Archives du Devoir, le 15 mars 1977

Le mal le plus grave

Le Devoir (opinion)*

Chronique de Louis Lapointe

*Le texte que voici a été écrit en mars 1977, il y a 34 ans. Ma première opinion publiée dans le Devoir, j’avais alors 19 ans. Toujours d’actualité? À vous de juger!
Le Devoir. Libre opinion, le mardi 15 mars 1977, «Le mal le plus grave» par Louis Lapointe.
Depuis quelques années et surtout ces jours-ci, un débat est engagé sur la qualité du français et de son enseignement.
Ce n’est pas seulement l’enseignement du français qui est en cause, mais la philosophie générale de l’enseignement et ses méthodes d’application.
L’école se révèle l’élément d’assimilation le plus perfectionné à l’heure actuelle.
La C.E.Q., malgré son document sur les classes sociales à l’école, fait preuve d’une parfaite inconscience en matière de méthodologie de l’enseignement. Cette situation reflète une ignorance qui risque de causer à long terme un tort immense à la qualité de notre français (en tant que facteur important dans l’organisation de notre pensée).
"Nous sommes dans l'ère des choix multiples". La masse ne peut exprimer son opinion que par l’intermédiaire de journalistes trop souvent sectaires. Les opinions sont de plus en plus tamisées et orientées dans des idéologies ou dans des positions mal définies et basées sur la passion et non la compréhension. Nous ne pouvons en conséquence qu’être manipulés et dirigés en fonction des grands courants, et non en fonction de notre connaissance et de notre capacité à prendre des décisions (puisque nous n’y avons jamais été habitués).
L’école reflète et perpétue cette incapacité qui est non seulement québécoise, mais internationale. Cette situation existe et semble vouloir persister. Et l’élément qui assure cet état de fait dans nos écoles, c’est le maintenant traditionnel "test du ministère". Il est en quelque sorte le sélecteur qui détermine les étudiants aptes à accéder à des niveaux d’études post-secondaires, car il détermine 50% de la note finale de l’étudiant (pour les étudiants de sec III, IV et V). C’est dire son importance.
Toute la méthodologie de l’enseignement actuel, (à l’élémentaire et au secondaire) est, de façon croissante, fondée sur ce gigantesque "test" dit objectif. La mode du oui et du non est de plus en plus populaire. L’étudiant n’a plus besoin d’exprimer son opinion par l’archaïque moyen d’expression qu’est le français écrit (d’où la disparition de l’enseignement de la grammaire et de la dictée). De là, la difficulté à nous exprimer dans un français intelligible.

::::

* [CONSIGNES]
1. Répondez à ces questions sur la chronique consacrée à la qualité du français :
(a) Quel âge avait l'auteur quand cette première opinion a paru dans le Devoir ?
(b) Quelle part de la note finale le « test du ministère » détermine-t-il ?
(c) Quels enseignements ont disparu, selon la chronique ?
2. Renvoyez tel quel le passage de la chronique sur la qualité du français qui commence par les mots « La C.E.Q., malgré » et se termine par « de notre pensée). ».
3. Reprenez la chronique sur la qualité du français et de son enseignement à la suite de sa dernière phrase.
Les entrées qui suivent proviennent d'une autre source que la chronique.

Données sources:
::::

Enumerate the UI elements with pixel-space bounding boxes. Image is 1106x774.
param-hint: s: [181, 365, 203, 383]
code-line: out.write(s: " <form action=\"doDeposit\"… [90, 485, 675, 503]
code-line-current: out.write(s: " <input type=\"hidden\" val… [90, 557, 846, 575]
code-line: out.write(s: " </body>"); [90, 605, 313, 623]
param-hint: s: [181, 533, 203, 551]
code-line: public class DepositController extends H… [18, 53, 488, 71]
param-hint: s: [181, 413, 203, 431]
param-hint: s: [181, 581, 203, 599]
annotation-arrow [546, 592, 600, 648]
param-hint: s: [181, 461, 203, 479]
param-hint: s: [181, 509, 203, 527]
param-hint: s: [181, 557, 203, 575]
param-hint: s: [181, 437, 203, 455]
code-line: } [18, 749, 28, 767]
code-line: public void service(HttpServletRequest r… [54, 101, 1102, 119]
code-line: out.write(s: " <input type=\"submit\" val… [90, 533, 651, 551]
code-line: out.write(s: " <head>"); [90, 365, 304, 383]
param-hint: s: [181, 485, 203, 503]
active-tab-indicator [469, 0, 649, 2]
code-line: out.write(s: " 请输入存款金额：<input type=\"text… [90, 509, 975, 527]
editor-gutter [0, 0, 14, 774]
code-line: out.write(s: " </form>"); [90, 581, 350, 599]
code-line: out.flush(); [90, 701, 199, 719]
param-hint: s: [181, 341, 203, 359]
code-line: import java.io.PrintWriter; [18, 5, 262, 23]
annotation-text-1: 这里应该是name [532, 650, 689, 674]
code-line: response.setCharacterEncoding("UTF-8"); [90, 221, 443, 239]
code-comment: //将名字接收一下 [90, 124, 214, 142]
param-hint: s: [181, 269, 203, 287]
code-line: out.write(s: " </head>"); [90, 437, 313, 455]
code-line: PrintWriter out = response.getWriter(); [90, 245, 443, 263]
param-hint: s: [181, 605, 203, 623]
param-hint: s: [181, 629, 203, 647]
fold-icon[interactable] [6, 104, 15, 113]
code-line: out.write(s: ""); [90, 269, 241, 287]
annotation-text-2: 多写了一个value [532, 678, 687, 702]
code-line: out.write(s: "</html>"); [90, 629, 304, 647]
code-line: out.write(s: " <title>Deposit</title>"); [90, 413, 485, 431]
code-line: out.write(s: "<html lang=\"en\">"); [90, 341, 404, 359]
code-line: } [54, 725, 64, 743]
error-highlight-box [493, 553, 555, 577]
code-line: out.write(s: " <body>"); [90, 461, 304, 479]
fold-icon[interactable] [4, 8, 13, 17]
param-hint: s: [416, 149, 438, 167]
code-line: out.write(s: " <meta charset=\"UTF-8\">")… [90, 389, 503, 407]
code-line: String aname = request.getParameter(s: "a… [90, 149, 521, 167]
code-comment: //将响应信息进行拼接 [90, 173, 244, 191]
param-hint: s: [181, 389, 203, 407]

::::

* [RÉSULTATS DE L'EXERCICE]
1.
(a) 19 ans.
(b) 50 % de la note finale de l'étudiant (en sec III, IV et V).
(c) L'enseignement de la grammaire et de la dictée.

2.
La C.E.Q., malgré son document sur les classes sociales à l’école, fait preuve d’une parfaite inconscience en matière de méthodologie de l’enseignement. Cette situation reflète une ignorance qui risque de causer à long terme un tort immense à la qualité de notre français (en tant que facteur important dans l’organisation de notre pensée).

3.
Les professeurs ont donc résolu, en guise de préparation aux tests du ministère, de fonder leur enseignement sur les méthodes dites objectives en bombardant l’étudiant de contrôles objectifs trop souvent mal faits. Les conséquences ne peuvent qu’être désastreuses pour la population en général, et pour ceux qui ne peuvent avoir accès à d’autres moyens d’instruction que l’école, donc les classes défavorisées. À long terme, nous formerons une jeunesse incapable d’exprimer une idée ou une opinion parce qu’incapable d’organiser sa pensée dans sa langue. Une jeunesse incapable de former des choix parce qu’habituée à choisir parmi des idées définies à l’avance. J’irai encore plus loin ; incapacité à porter un jugement objectif, résorption de l’imagination, dépendance intellectuelle. D’où la principale conséquence et le but ultime de l’enseignement actuel :l’absence de pouvoir de décision chez l’individu. La langue c’est plus qu’une culture, c’est le moyen choisi de prise de conscience, de communication et de compréhension, c’est la base de la pensée objective.
Hier, parce qu’ils ne savaient pas écrire, nos parents faisaient un "X" en guise de signature.
Demain, nos enfants, parce qu’ils sont incapables de se former une opinion, feront un "X" à côté d’un choix de réponses définies par…
L’acquisition de connaissances ne sert pas à grand-chose quand les méthodes visent l’assimilation.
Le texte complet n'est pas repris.